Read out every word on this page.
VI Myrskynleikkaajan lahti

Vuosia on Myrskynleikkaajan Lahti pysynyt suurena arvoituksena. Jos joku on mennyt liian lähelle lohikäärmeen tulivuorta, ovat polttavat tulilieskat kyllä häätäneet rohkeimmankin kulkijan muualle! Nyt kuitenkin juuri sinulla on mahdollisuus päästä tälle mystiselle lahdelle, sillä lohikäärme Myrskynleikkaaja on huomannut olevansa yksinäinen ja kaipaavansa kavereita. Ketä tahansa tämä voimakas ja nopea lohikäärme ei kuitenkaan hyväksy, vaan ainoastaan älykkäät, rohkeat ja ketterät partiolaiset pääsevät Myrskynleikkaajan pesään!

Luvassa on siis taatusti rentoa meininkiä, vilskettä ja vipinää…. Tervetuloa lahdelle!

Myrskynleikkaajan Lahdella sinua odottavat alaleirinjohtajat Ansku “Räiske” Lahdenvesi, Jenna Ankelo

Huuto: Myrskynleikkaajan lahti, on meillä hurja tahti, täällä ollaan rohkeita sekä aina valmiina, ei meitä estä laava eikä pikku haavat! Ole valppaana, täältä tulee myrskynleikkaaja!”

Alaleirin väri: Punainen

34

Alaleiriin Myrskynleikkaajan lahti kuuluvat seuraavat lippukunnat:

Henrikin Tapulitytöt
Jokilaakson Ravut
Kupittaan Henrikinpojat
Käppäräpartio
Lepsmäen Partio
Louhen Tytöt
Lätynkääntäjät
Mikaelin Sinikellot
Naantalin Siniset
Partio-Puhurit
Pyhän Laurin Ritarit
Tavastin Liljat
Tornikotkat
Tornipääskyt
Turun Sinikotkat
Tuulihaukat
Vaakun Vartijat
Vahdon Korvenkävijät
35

———

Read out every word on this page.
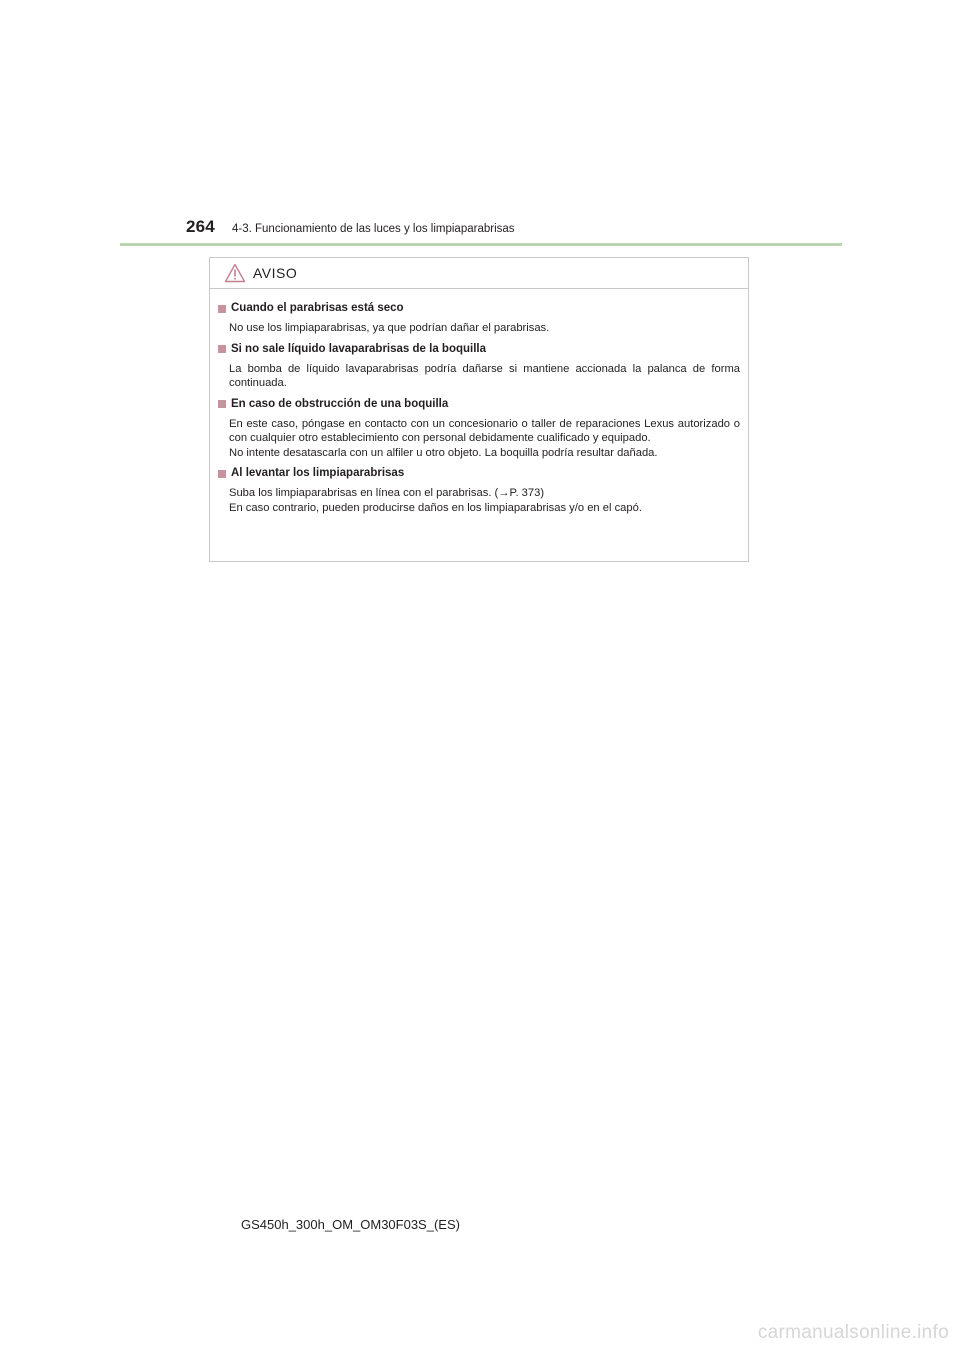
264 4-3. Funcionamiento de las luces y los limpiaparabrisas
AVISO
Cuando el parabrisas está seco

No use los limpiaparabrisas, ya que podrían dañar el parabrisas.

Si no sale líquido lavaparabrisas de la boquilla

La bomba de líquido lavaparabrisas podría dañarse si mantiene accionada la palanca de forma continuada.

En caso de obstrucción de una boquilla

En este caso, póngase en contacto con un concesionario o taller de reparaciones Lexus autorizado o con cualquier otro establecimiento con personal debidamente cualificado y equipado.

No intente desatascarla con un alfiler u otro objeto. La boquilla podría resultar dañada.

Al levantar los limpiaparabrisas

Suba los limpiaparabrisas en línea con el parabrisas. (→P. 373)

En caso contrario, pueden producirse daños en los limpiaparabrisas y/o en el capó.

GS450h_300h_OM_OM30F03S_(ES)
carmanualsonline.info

———

Out of the material above, select every line that holds the string "otro".

En este caso, póngase en contacto con un concesionario o taller de reparaciones Lexus autorizado o con cualquier otro establecimiento con personal debidamente cualificado y equipado.
No intente desatascarla con un alfiler u otro objeto. La boquilla podría resultar dañada.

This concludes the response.